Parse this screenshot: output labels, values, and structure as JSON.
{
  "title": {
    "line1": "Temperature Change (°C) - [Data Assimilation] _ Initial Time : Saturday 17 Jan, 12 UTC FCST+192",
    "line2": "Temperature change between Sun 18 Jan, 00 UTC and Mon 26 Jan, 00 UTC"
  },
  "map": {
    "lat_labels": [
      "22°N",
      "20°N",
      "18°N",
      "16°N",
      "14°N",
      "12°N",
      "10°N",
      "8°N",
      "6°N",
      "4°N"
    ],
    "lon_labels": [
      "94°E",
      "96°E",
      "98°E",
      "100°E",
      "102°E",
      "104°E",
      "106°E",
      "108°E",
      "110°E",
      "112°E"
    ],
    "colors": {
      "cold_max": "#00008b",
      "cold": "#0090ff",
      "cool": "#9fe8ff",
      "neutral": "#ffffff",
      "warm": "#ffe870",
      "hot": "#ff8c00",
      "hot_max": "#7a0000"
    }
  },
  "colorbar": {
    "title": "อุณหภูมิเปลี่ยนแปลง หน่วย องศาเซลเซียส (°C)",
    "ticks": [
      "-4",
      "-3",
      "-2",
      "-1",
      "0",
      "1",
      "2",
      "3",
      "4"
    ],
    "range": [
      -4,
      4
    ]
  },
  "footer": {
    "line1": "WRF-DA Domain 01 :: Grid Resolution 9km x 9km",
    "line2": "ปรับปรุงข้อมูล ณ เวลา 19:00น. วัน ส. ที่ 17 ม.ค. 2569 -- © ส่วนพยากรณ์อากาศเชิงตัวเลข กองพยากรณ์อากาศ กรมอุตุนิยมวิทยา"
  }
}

# [Goal of the exercise]
Select the lines that carry the string "title" and copy them.

# [Correct result]
  "title": {
    "title": "อุณหภูมิเปลี่ยนแปลง หน่วย องศาเซลเซียส (°C)",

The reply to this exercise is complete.